> [TO DO]:
Transcribe the listing exactly, leaving out every picture.
═══ GIVEN RECORDS ═══
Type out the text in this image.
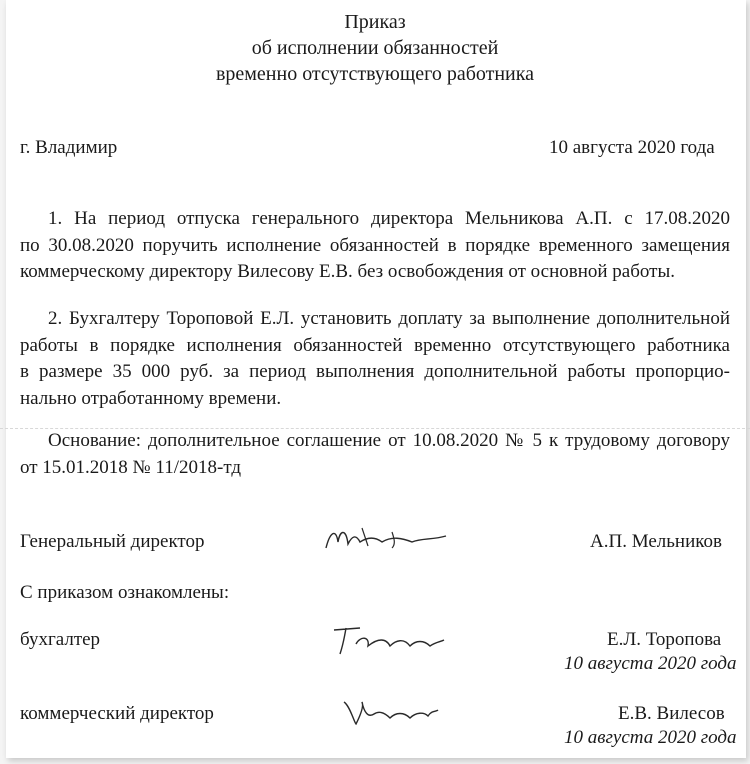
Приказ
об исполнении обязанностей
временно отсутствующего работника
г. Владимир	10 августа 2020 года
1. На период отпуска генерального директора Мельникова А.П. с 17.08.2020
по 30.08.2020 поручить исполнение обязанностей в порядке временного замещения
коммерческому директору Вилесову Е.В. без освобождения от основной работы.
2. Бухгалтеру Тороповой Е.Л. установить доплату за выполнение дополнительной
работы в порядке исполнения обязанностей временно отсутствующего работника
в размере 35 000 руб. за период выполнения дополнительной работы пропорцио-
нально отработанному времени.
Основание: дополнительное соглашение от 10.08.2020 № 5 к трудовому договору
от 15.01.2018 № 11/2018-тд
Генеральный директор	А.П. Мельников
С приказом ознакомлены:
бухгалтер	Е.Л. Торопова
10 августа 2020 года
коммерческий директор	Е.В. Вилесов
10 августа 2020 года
═══
> [RESULT OF THE TASK]:
Type out the text in this image.
Приказ
об исполнении обязанностей
временно отсутствующего работника
г. Владимир	10 августа 2020 года
1. На период отпуска генерального директора Мельникова А.П. с 17.08.2020
по 30.08.2020 поручить исполнение обязанностей в порядке временного замещения
коммерческому директору Вилесову Е.В. без освобождения от основной работы.
2. Бухгалтеру Тороповой Е.Л. установить доплату за выполнение дополнительной
работы в порядке исполнения обязанностей временно отсутствующего работника
в размере 35 000 руб. за период выполнения дополнительной работы пропорцио-
нально отработанному времени.
Основание: дополнительное соглашение от 10.08.2020 № 5 к трудовому договору
от 15.01.2018 № 11/2018-тд
Генеральный директор	А.П. Мельников
С приказом ознакомлены:
бухгалтер	Е.Л. Торопова
10 августа 2020 года
коммерческий директор	Е.В. Вилесов
10 августа 2020 года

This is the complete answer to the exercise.